** TASK DESCRIPTION **
Wherever the word "JSON" occurs in the lines below, copy the whole line.

** PROVIDED RECORDS **
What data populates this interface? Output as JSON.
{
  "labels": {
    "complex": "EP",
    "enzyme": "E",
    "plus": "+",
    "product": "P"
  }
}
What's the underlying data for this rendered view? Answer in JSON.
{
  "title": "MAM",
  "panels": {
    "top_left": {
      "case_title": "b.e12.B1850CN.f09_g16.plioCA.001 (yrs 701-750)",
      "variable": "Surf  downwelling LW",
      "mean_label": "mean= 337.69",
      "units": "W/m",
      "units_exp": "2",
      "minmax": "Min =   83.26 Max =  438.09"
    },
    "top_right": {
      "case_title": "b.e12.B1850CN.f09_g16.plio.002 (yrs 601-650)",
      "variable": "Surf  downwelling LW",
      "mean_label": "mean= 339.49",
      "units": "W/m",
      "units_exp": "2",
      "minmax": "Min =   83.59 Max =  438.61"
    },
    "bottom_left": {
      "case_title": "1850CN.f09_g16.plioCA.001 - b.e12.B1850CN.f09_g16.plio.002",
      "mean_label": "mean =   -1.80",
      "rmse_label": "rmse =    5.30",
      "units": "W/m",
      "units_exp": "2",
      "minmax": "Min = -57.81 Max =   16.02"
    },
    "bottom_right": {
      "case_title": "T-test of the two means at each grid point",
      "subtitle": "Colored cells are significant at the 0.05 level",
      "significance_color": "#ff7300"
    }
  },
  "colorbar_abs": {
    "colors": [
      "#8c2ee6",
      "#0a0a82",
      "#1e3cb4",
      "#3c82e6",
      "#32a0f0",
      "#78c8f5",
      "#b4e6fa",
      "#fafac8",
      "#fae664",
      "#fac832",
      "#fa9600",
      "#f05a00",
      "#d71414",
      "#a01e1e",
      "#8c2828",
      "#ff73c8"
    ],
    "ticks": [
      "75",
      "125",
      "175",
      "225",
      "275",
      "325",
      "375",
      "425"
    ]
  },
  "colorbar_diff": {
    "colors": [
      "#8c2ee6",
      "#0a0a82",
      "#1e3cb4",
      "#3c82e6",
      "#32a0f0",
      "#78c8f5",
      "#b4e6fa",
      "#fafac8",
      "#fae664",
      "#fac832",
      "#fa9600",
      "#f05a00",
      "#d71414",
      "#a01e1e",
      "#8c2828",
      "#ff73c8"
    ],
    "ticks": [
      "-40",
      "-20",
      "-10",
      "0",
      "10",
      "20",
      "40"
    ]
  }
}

** THE COMPLETED TASK **
What data populates this interface? Output as JSON.
What's the underlying data for this rendered view? Answer in JSON.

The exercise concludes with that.